(Materials provided):
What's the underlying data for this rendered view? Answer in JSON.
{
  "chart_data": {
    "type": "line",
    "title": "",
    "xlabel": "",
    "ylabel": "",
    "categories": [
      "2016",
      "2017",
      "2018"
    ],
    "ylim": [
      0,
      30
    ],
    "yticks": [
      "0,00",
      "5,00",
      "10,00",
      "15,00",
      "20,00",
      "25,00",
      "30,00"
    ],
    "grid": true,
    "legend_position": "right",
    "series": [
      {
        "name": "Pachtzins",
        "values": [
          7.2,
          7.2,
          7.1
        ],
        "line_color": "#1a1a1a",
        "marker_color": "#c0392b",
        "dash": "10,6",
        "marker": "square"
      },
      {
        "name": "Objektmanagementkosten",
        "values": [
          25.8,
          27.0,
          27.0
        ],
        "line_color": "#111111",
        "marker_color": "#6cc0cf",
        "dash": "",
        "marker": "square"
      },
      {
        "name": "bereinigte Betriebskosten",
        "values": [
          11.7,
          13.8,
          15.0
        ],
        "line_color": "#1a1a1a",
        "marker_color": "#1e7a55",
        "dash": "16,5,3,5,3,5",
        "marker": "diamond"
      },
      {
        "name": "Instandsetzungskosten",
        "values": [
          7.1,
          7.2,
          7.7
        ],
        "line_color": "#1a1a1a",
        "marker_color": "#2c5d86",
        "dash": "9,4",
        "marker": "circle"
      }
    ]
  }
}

(Job): Repeat every record, exactly as written.

(Result for this exercise):
What's the underlying data for this rendered view? Answer in JSON.
{
  "chart_data": {
    "type": "line",
    "title": "",
    "xlabel": "",
    "ylabel": "",
    "categories": [
      "2016",
      "2017",
      "2018"
    ],
    "ylim": [
      0,
      30
    ],
    "yticks": [
      "0,00",
      "5,00",
      "10,00",
      "15,00",
      "20,00",
      "25,00",
      "30,00"
    ],
    "grid": true,
    "legend_position": "right",
    "series": [
      {
        "name": "Pachtzins",
        "values": [
          7.2,
          7.2,
          7.1
        ],
        "line_color": "#1a1a1a",
        "marker_color": "#c0392b",
        "dash": "10,6",
        "marker": "square"
      },
      {
        "name": "Objektmanagementkosten",
        "values": [
          25.8,
          27.0,
          27.0
        ],
        "line_color": "#111111",
        "marker_color": "#6cc0cf",
        "dash": "",
        "marker": "square"
      },
      {
        "name": "bereinigte Betriebskosten",
        "values": [
          11.7,
          13.8,
          15.0
        ],
        "line_color": "#1a1a1a",
        "marker_color": "#1e7a55",
        "dash": "16,5,3,5,3,5",
        "marker": "diamond"
      },
      {
        "name": "Instandsetzungskosten",
        "values": [
          7.1,
          7.2,
          7.7
        ],
        "line_color": "#1a1a1a",
        "marker_color": "#2c5d86",
        "dash": "9,4",
        "marker": "circle"
      }
    ]
  }
}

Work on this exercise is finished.